* start STORED DATA *

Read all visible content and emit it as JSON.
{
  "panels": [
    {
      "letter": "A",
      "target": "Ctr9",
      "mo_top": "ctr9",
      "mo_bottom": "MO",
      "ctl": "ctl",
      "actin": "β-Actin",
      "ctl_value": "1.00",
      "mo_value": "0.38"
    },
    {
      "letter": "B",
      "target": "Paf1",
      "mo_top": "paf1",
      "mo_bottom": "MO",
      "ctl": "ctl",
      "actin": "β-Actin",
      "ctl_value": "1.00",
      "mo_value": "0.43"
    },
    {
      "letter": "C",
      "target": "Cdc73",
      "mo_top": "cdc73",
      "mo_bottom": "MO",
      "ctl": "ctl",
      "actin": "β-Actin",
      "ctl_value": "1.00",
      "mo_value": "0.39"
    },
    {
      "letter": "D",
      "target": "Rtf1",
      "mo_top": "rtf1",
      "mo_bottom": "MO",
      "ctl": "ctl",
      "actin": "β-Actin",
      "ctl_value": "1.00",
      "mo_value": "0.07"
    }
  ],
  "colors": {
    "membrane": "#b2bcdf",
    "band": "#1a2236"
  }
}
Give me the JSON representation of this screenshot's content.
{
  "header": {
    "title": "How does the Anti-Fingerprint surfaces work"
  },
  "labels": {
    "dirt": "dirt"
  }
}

* end STORED DATA *

*TASK GOAL*: Check each line of the entries above for the word "content". List the ones that have it.

*ANSWER BELOW*:
Read all visible content and emit it as JSON.
Give me the JSON representation of this screenshot's content.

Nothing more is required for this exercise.